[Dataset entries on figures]
__________

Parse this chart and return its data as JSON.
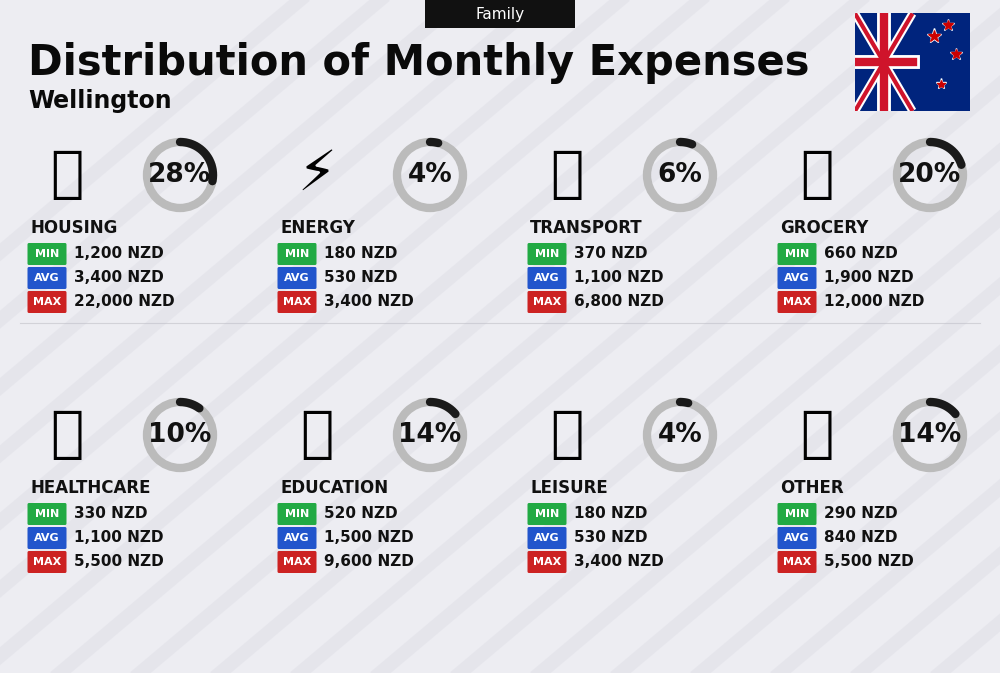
{
  "title": "Distribution of Monthly Expenses",
  "subtitle": "Wellington",
  "header_tag": "Family",
  "bg_color": "#ededf2",
  "categories": [
    {
      "name": "HOUSING",
      "pct": 28,
      "min": "1,200 NZD",
      "avg": "3,400 NZD",
      "max": "22,000 NZD"
    },
    {
      "name": "ENERGY",
      "pct": 4,
      "min": "180 NZD",
      "avg": "530 NZD",
      "max": "3,400 NZD"
    },
    {
      "name": "TRANSPORT",
      "pct": 6,
      "min": "370 NZD",
      "avg": "1,100 NZD",
      "max": "6,800 NZD"
    },
    {
      "name": "GROCERY",
      "pct": 20,
      "min": "660 NZD",
      "avg": "1,900 NZD",
      "max": "12,000 NZD"
    },
    {
      "name": "HEALTHCARE",
      "pct": 10,
      "min": "330 NZD",
      "avg": "1,100 NZD",
      "max": "5,500 NZD"
    },
    {
      "name": "EDUCATION",
      "pct": 14,
      "min": "520 NZD",
      "avg": "1,500 NZD",
      "max": "9,600 NZD"
    },
    {
      "name": "LEISURE",
      "pct": 4,
      "min": "180 NZD",
      "avg": "530 NZD",
      "max": "3,400 NZD"
    },
    {
      "name": "OTHER",
      "pct": 14,
      "min": "290 NZD",
      "avg": "840 NZD",
      "max": "5,500 NZD"
    }
  ],
  "min_color": "#22aa44",
  "avg_color": "#2255cc",
  "max_color": "#cc2222",
  "arc_color": "#1a1a1a",
  "arc_bg_color": "#bbbbbb",
  "title_fontsize": 30,
  "subtitle_fontsize": 17,
  "cat_fontsize": 12,
  "val_fontsize": 11,
  "pct_fontsize": 19
}
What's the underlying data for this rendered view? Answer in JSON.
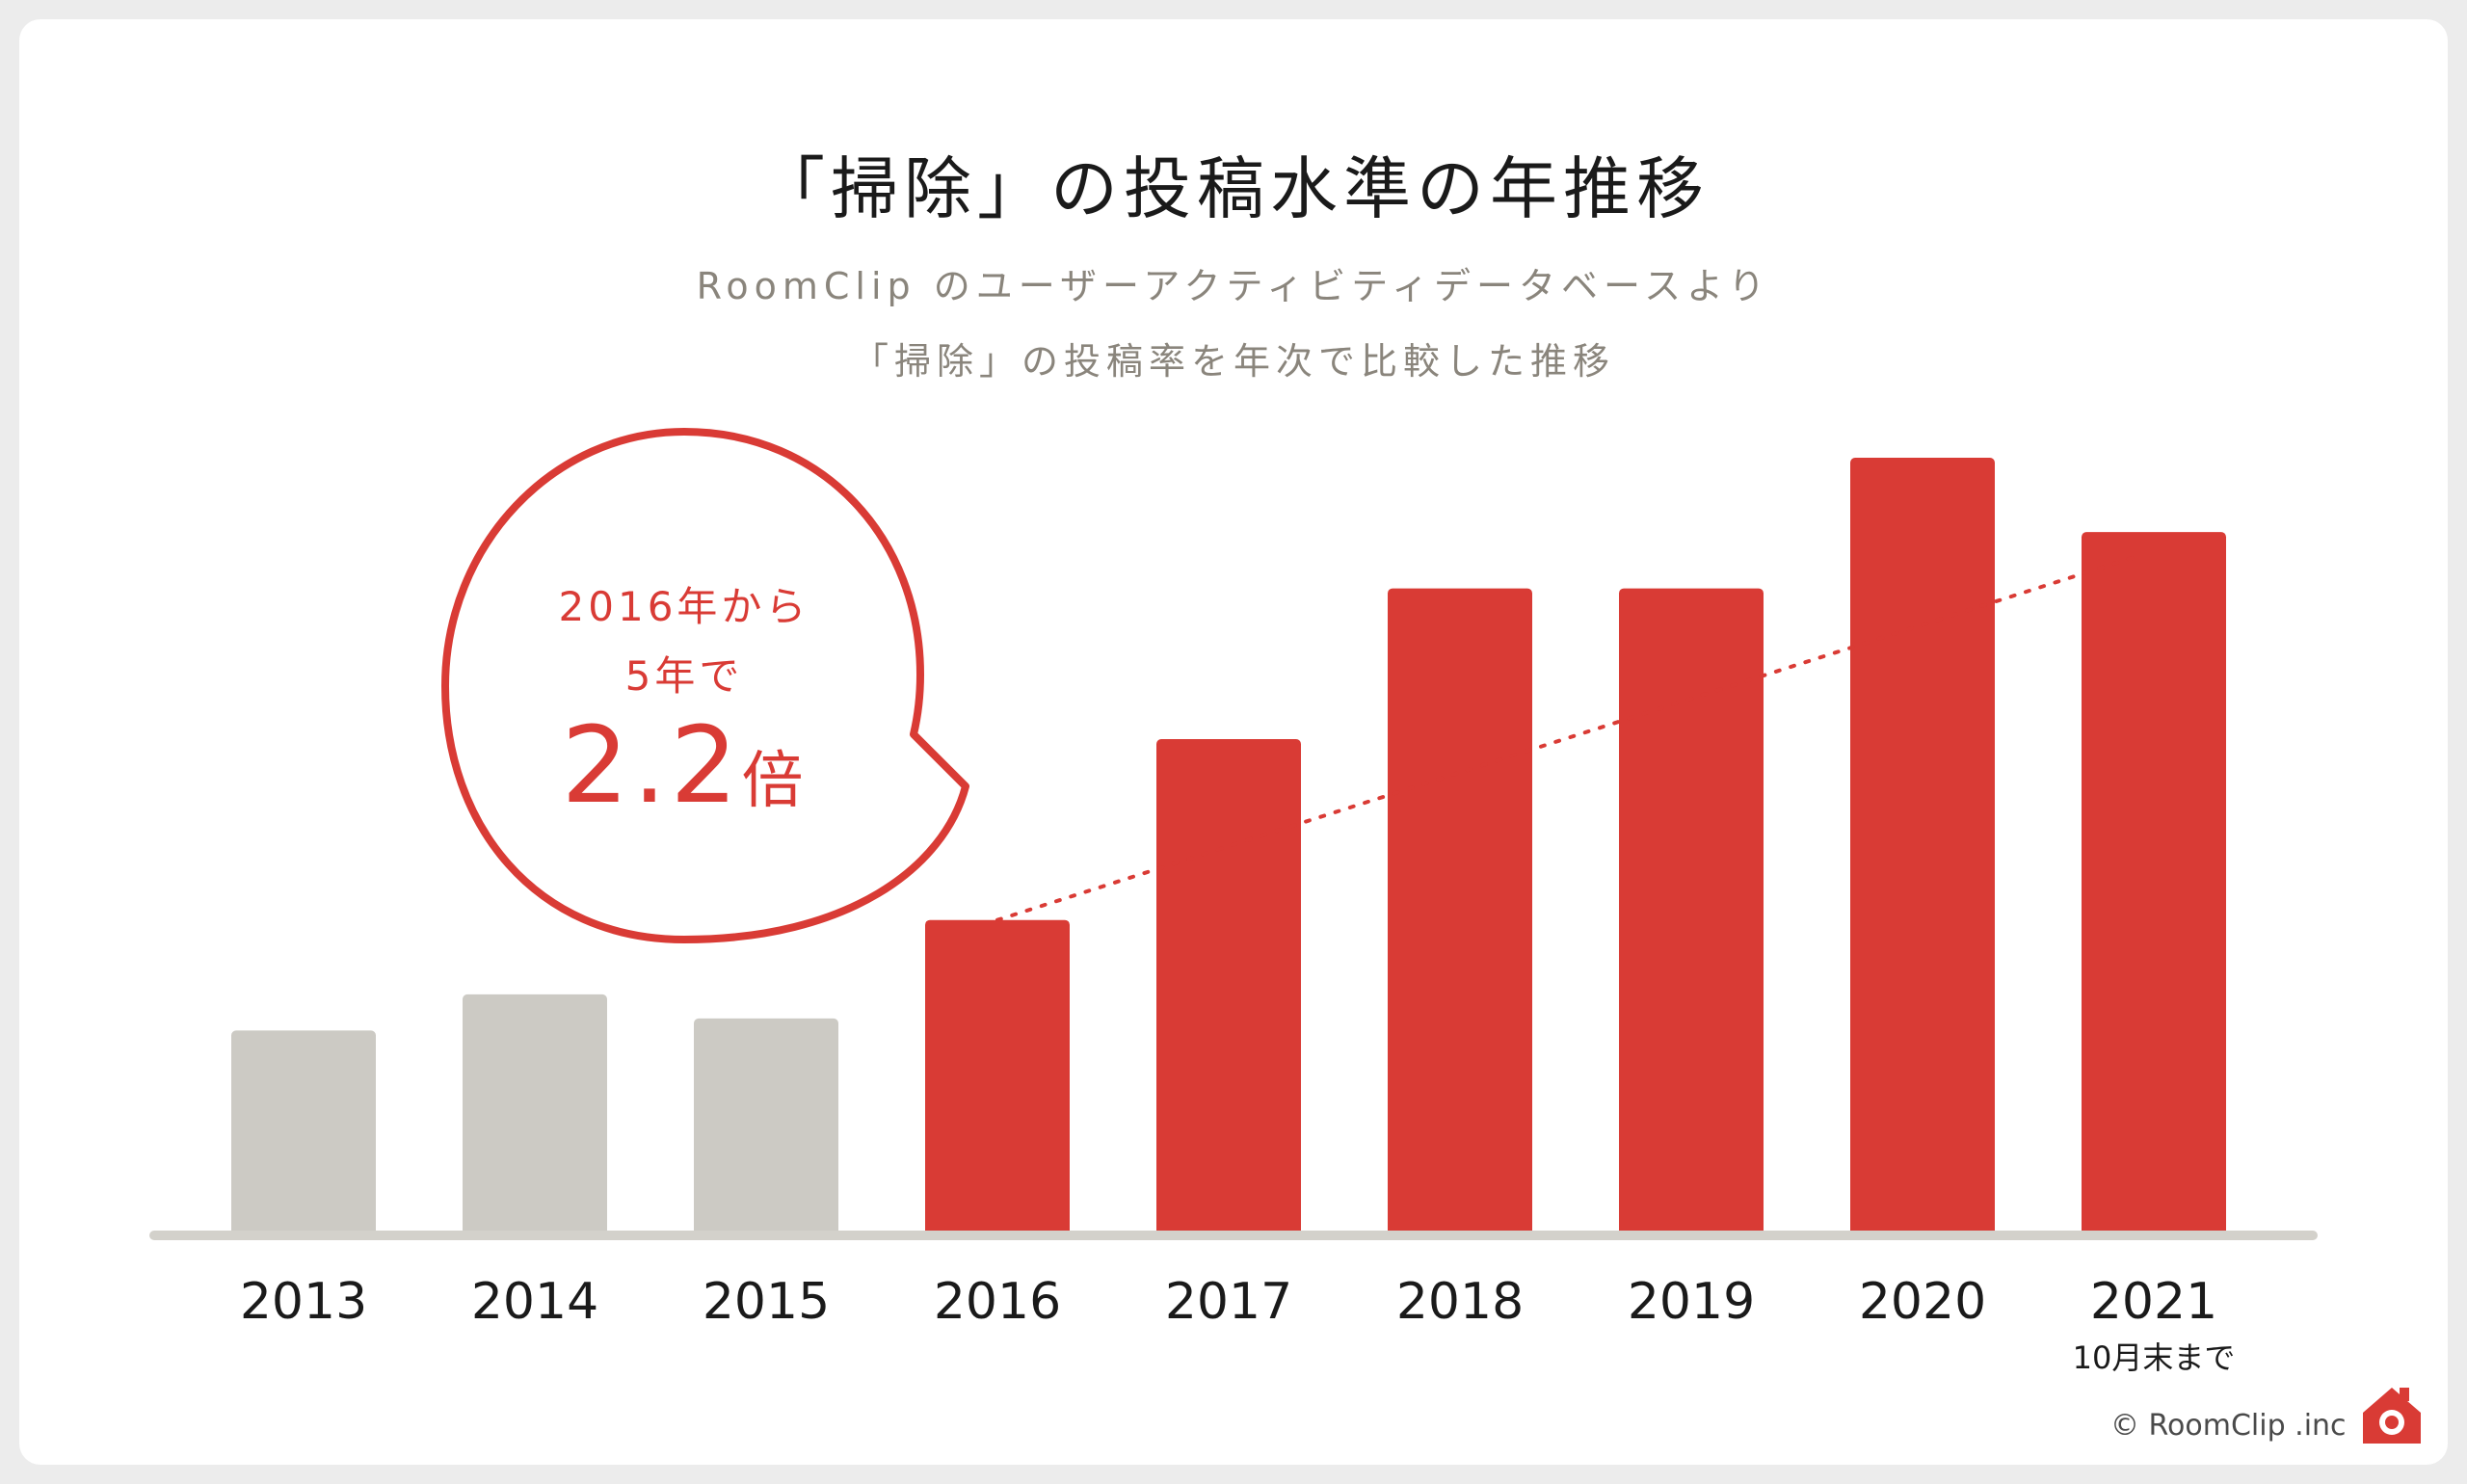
{
  "title": "「掃除」の投稿水準の年推移",
  "subtitle_line1": "RoomClip のユーザーアクティビティデータベースより",
  "subtitle_line2": "「掃除」の投稿率を年次で比較した推移",
  "callout": {
    "line1": "2016年から",
    "line2": "5年で",
    "value": "2.2",
    "unit": "倍"
  },
  "footnote_2021": "10月末まで",
  "copyright": "© RoomClip .inc",
  "colors": {
    "highlight": "#d93b35",
    "muted": "#cccac4",
    "baseline": "#d3d1cb"
  },
  "chart_data": {
    "type": "bar",
    "title": "「掃除」の投稿水準の年推移",
    "categories": [
      "2013",
      "2014",
      "2015",
      "2016",
      "2017",
      "2018",
      "2019",
      "2020",
      "2021"
    ],
    "values": [
      1.0,
      1.18,
      1.06,
      1.55,
      2.45,
      3.2,
      3.2,
      3.85,
      3.48
    ],
    "highlight_from": "2016",
    "ylim": [
      0,
      4.2
    ],
    "trendline": {
      "from": "2016",
      "to": "2021",
      "style": "dotted"
    },
    "grid": false,
    "legend": "none"
  }
}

__________

> What is being asked: Leave out every picture and copy the rest of the records exactly.

> Solution to the exercise:
Parse this chart and return its data as JSON.
{
  "title": "Distribution of Monthly Expenses",
  "subtitle": "Wellington",
  "header_tag": "Family",
  "bg_color": "#ededf2",
  "categories": [
    {
      "name": "HOUSING",
      "pct": 28,
      "min": "1,200 NZD",
      "avg": "3,400 NZD",
      "max": "22,000 NZD"
    },
    {
      "name": "ENERGY",
      "pct": 4,
      "min": "180 NZD",
      "avg": "530 NZD",
      "max": "3,400 NZD"
    },
    {
      "name": "TRANSPORT",
      "pct": 6,
      "min": "370 NZD",
      "avg": "1,100 NZD",
      "max": "6,800 NZD"
    },
    {
      "name": "GROCERY",
      "pct": 20,
      "min": "660 NZD",
      "avg": "1,900 NZD",
      "max": "12,000 NZD"
    },
    {
      "name": "HEALTHCARE",
      "pct": 10,
      "min": "330 NZD",
      "avg": "1,100 NZD",
      "max": "5,500 NZD"
    },
    {
      "name": "EDUCATION",
      "pct": 14,
      "min": "520 NZD",
      "avg": "1,500 NZD",
      "max": "9,600 NZD"
    },
    {
      "name": "LEISURE",
      "pct": 4,
      "min": "180 NZD",
      "avg": "530 NZD",
      "max": "3,400 NZD"
    },
    {
      "name": "OTHER",
      "pct": 14,
      "min": "290 NZD",
      "avg": "840 NZD",
      "max": "5,500 NZD"
    }
  ],
  "min_color": "#22aa44",
  "avg_color": "#2255cc",
  "max_color": "#cc2222",
  "arc_color": "#1a1a1a",
  "arc_bg_color": "#bbbbbb",
  "title_fontsize": 30,
  "subtitle_fontsize": 17,
  "cat_fontsize": 12,
  "val_fontsize": 11,
  "pct_fontsize": 19
}
What's the underlying data for this rendered view? Answer in JSON.
{
  "title": "「掃除」の投稿水準の年推移",
  "subtitle_line1": "RoomClip のユーザーアクティビティデータベースより",
  "subtitle_line2": "「掃除」の投稿率を年次で比較した推移",
  "callout": {
    "line1": "2016年から",
    "line2": "5年で",
    "value": "2.2",
    "unit": "倍"
  },
  "footnote_2021": "10月末まで",
  "copyright": "© RoomClip .inc",
  "colors": {
    "highlight": "#d93b35",
    "muted": "#cccac4",
    "baseline": "#d3d1cb"
  },
  "chart_data": {
    "type": "bar",
    "title": "「掃除」の投稿水準の年推移",
    "categories": [
      "2013",
      "2014",
      "2015",
      "2016",
      "2017",
      "2018",
      "2019",
      "2020",
      "2021"
    ],
    "values": [
      1.0,
      1.18,
      1.06,
      1.55,
      2.45,
      3.2,
      3.2,
      3.85,
      3.48
    ],
    "highlight_from": "2016",
    "ylim": [
      0,
      4.2
    ],
    "trendline": {
      "from": "2016",
      "to": "2021",
      "style": "dotted"
    },
    "grid": false,
    "legend": "none"
  }
}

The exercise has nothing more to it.